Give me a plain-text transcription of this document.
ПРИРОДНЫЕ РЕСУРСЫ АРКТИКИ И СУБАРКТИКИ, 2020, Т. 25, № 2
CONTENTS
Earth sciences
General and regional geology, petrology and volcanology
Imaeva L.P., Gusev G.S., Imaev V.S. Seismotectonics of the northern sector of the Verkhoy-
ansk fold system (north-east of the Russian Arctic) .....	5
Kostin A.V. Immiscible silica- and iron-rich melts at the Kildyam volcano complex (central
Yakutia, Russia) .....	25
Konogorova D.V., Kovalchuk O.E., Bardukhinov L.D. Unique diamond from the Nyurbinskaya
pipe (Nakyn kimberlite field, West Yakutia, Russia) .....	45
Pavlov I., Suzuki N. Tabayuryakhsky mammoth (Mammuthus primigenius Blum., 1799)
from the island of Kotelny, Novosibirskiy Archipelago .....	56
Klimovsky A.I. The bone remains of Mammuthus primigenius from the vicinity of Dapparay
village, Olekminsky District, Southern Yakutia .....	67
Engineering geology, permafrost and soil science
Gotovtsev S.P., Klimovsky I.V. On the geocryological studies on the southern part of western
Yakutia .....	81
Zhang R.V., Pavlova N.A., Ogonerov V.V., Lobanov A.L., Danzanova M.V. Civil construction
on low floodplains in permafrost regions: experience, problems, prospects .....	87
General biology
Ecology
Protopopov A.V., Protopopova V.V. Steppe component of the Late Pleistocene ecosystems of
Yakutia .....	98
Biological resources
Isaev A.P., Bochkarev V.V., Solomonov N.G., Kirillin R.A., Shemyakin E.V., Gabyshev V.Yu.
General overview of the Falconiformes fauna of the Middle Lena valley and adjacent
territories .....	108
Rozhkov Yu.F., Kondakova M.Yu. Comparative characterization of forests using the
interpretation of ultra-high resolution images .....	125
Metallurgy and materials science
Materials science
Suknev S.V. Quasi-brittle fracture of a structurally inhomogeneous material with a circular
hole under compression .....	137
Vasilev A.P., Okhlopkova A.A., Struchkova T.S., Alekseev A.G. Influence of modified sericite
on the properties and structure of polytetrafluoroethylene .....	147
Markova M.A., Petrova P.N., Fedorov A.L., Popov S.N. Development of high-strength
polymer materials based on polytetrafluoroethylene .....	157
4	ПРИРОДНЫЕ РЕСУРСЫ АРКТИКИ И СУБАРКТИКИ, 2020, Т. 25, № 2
◇ ◇ ◇
_Aim of the exercise_
Exactly as they are written, print the entries again.

_Output for this task_
Give me a plain-text transcription of this document.
ПРИРОДНЫЕ РЕСУРСЫ АРКТИКИ И СУБАРКТИКИ, 2020, Т. 25, № 2
CONTENTS
Earth sciences
General and regional geology, petrology and volcanology
Imaeva L.P., Gusev G.S., Imaev V.S. Seismotectonics of the northern sector of the Verkhoy-
ansk fold system (north-east of the Russian Arctic) .....	5
Kostin A.V. Immiscible silica- and iron-rich melts at the Kildyam volcano complex (central
Yakutia, Russia) .....	25
Konogorova D.V., Kovalchuk O.E., Bardukhinov L.D. Unique diamond from the Nyurbinskaya
pipe (Nakyn kimberlite field, West Yakutia, Russia) .....	45
Pavlov I., Suzuki N. Tabayuryakhsky mammoth (Mammuthus primigenius Blum., 1799)
from the island of Kotelny, Novosibirskiy Archipelago .....	56
Klimovsky A.I. The bone remains of Mammuthus primigenius from the vicinity of Dapparay
village, Olekminsky District, Southern Yakutia .....	67
Engineering geology, permafrost and soil science
Gotovtsev S.P., Klimovsky I.V. On the geocryological studies on the southern part of western
Yakutia .....	81
Zhang R.V., Pavlova N.A., Ogonerov V.V., Lobanov A.L., Danzanova M.V. Civil construction
on low floodplains in permafrost regions: experience, problems, prospects .....	87
General biology
Ecology
Protopopov A.V., Protopopova V.V. Steppe component of the Late Pleistocene ecosystems of
Yakutia .....	98
Biological resources
Isaev A.P., Bochkarev V.V., Solomonov N.G., Kirillin R.A., Shemyakin E.V., Gabyshev V.Yu.
General overview of the Falconiformes fauna of the Middle Lena valley and adjacent
territories .....	108
Rozhkov Yu.F., Kondakova M.Yu. Comparative characterization of forests using the
interpretation of ultra-high resolution images .....	125
Metallurgy and materials science
Materials science
Suknev S.V. Quasi-brittle fracture of a structurally inhomogeneous material with a circular
hole under compression .....	137
Vasilev A.P., Okhlopkova A.A., Struchkova T.S., Alekseev A.G. Influence of modified sericite
on the properties and structure of polytetrafluoroethylene .....	147
Markova M.A., Petrova P.N., Fedorov A.L., Popov S.N. Development of high-strength
polymer materials based on polytetrafluoroethylene .....	157
4	ПРИРОДНЫЕ РЕСУРСЫ АРКТИКИ И СУБАРКТИКИ, 2020, Т. 25, № 2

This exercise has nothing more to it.